- _Given instruction_
Scan the lines below for the string "искания" and report how many lines contain it, giving only the number.

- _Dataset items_
☆ ☆ ☆ ☆
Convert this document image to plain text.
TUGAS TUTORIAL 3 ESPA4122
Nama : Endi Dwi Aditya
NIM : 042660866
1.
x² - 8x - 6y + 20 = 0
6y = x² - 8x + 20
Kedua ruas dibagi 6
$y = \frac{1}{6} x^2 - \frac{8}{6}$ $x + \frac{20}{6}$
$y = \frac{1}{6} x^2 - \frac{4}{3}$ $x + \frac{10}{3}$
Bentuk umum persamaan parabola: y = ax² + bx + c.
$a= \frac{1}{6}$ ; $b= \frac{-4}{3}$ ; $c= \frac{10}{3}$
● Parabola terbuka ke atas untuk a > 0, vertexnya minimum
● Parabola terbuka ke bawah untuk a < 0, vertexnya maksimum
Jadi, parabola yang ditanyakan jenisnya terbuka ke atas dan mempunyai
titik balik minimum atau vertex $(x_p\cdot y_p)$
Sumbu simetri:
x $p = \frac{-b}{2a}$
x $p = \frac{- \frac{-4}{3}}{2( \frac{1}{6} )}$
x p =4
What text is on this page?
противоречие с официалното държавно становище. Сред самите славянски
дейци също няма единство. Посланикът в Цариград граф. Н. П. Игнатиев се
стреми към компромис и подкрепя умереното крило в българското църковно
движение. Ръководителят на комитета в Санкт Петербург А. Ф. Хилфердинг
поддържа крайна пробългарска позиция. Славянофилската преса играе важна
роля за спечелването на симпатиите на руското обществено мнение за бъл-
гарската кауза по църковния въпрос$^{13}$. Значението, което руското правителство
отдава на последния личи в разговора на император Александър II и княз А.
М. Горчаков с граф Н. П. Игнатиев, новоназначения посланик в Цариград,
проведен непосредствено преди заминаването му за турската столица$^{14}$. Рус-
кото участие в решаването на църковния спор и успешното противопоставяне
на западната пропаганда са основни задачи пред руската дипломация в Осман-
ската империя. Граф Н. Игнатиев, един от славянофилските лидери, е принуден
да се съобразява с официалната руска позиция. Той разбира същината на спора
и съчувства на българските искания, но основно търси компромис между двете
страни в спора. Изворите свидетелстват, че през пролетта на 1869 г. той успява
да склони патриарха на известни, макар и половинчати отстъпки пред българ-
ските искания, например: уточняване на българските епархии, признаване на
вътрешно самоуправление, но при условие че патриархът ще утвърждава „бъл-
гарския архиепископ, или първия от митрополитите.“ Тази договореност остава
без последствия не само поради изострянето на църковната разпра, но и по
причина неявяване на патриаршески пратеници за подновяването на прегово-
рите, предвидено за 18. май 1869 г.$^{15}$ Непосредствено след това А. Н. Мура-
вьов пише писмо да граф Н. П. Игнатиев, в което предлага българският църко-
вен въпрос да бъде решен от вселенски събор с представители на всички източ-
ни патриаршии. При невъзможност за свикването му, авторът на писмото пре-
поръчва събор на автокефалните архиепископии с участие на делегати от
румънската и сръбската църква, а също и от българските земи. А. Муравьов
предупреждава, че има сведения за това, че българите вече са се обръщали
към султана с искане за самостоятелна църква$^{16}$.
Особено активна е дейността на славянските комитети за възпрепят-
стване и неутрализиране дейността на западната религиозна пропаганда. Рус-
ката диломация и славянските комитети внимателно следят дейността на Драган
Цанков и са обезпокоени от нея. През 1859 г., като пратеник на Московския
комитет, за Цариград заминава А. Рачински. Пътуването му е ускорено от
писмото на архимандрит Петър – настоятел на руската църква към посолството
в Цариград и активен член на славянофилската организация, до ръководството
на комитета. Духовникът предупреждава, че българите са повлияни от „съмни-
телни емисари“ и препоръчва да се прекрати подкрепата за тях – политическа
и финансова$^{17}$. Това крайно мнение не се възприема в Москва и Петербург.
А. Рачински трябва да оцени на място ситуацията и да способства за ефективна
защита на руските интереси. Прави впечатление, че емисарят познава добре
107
☆ ☆ ☆ ☆
- _Full output_
2